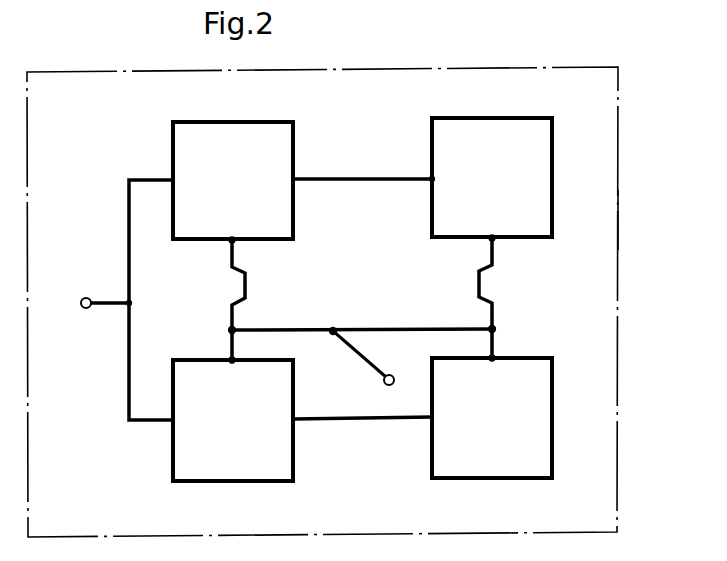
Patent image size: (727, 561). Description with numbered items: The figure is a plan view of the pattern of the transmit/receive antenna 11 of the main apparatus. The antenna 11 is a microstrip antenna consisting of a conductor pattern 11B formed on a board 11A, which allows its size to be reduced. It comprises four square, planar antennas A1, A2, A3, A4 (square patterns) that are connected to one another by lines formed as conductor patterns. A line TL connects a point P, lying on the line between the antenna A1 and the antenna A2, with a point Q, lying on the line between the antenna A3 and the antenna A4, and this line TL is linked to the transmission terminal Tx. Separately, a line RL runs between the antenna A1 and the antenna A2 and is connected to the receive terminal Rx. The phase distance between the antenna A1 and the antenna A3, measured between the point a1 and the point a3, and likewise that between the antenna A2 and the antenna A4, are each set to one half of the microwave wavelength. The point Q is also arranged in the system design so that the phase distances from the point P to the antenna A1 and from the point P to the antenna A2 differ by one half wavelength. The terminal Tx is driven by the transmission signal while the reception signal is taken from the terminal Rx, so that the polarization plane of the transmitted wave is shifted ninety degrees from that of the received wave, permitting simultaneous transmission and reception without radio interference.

The antenna 11 is at (627, 87).
The board 11A is at (618, 222).
The conductor pattern 11B is at (533, 238).
The square antenna A1 is at (293, 135).
The square antenna A2 is at (293, 380).
The square antenna A3 is at (552, 130).
The square antenna A4 is at (552, 372).
The point a1 is at (293, 173).
The point a3 is at (432, 182).
The receive terminal Rx is at (96, 315).
The line RL is at (129, 338).
The line TL is at (427, 327).
The transmission terminal Tx is at (362, 368).
The point P is at (229, 300).
The point Q is at (496, 298).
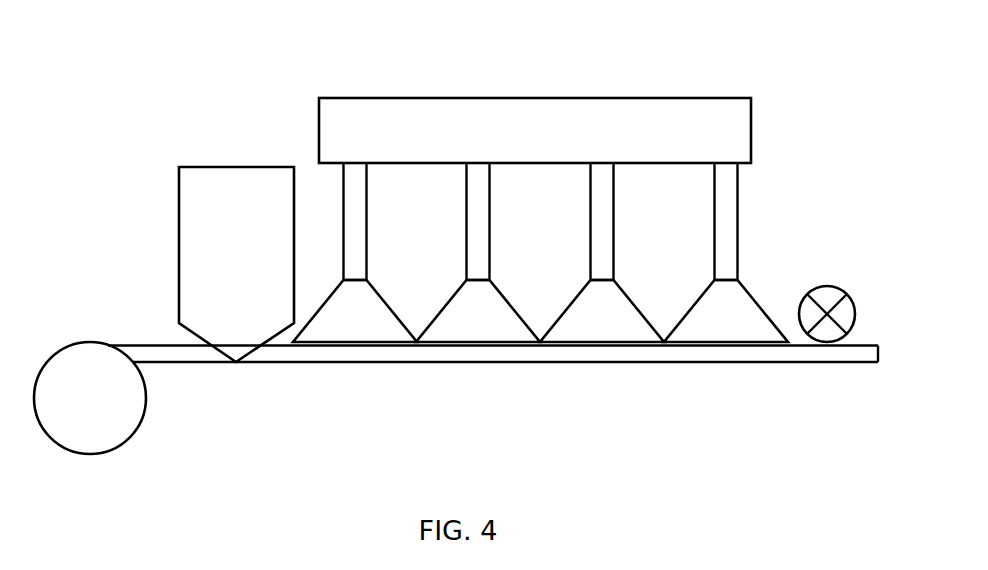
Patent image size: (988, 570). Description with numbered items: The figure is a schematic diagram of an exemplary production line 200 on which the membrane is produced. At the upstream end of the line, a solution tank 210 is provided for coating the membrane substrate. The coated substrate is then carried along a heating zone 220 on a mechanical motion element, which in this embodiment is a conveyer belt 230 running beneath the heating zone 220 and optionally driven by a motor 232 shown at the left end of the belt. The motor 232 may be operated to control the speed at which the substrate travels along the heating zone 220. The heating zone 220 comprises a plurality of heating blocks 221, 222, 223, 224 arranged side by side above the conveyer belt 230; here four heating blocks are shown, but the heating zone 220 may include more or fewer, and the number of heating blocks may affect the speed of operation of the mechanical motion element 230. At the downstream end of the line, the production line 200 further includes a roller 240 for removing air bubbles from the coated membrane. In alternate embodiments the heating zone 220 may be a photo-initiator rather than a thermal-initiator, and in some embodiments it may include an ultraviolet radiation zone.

- [PROBLEM DETAILS]
Update the items above by replacing "production line" with "manufacturing line" and keeping everything else the same. Leave the pictures out of your answer.

- [TASK SOLUTION]
Patent image size: (727, 561). Description with numbered items: The figure is a plan view of the pattern of the transmit/receive antenna 11 of the main apparatus. The antenna 11 is a microstrip antenna consisting of a conductor pattern 11B formed on a board 11A, which allows its size to be reduced. It comprises four square, planar antennas A1, A2, A3, A4 (square patterns) that are connected to one another by lines formed as conductor patterns. A line TL connects a point P, lying on the line between the antenna A1 and the antenna A2, with a point Q, lying on the line between the antenna A3 and the antenna A4, and this line TL is linked to the transmission terminal Tx. Separately, a line RL runs between the antenna A1 and the antenna A2 and is connected to the receive terminal Rx. The phase distance between the antenna A1 and the antenna A3, measured between the point a1 and the point a3, and likewise that between the antenna A2 and the antenna A4, are each set to one half of the microwave wavelength. The point Q is also arranged in the system design so that the phase distances from the point P to the antenna A1 and from the point P to the antenna A2 differ by one half wavelength. The terminal Tx is driven by the transmission signal while the reception signal is taken from the terminal Rx, so that the polarization plane of the transmitted wave is shifted ninety degrees from that of the received wave, permitting simultaneous transmission and reception without radio interference.

The antenna 11 is at (627, 87).
The board 11A is at (618, 222).
The conductor pattern 11B is at (533, 238).
The square antenna A1 is at (293, 135).
The square antenna A2 is at (293, 380).
The square antenna A3 is at (552, 130).
The square antenna A4 is at (552, 372).
The point a1 is at (293, 173).
The point a3 is at (432, 182).
The receive terminal Rx is at (96, 315).
The line RL is at (129, 338).
The line TL is at (427, 327).
The transmission terminal Tx is at (362, 368).
The point P is at (229, 300).
The point Q is at (496, 298).
Patent image size: (988, 570). Description with numbered items: The figure is a schematic diagram of an exemplary manufacturing line 200 on which the membrane is produced. At the upstream end of the line, a solution tank 210 is provided for coating the membrane substrate. The coated substrate is then carried along a heating zone 220 on a mechanical motion element, which in this embodiment is a conveyer belt 230 running beneath the heating zone 220 and optionally driven by a motor 232 shown at the left end of the belt. The motor 232 may be operated to control the speed at which the substrate travels along the heating zone 220. The heating zone 220 comprises a plurality of heating blocks 221, 222, 223, 224 arranged side by side above the conveyer belt 230; here four heating blocks are shown, but the heating zone 220 may include more or fewer, and the number of heating blocks may affect the speed of operation of the mechanical motion element 230. At the downstream end of the line, the manufacturing line 200 further includes a roller 240 for removing air bubbles from the coated membrane. In alternate embodiments the heating zone 220 may be a photo-initiator rather than a thermal-initiator, and in some embodiments it may include an ultraviolet radiation zone.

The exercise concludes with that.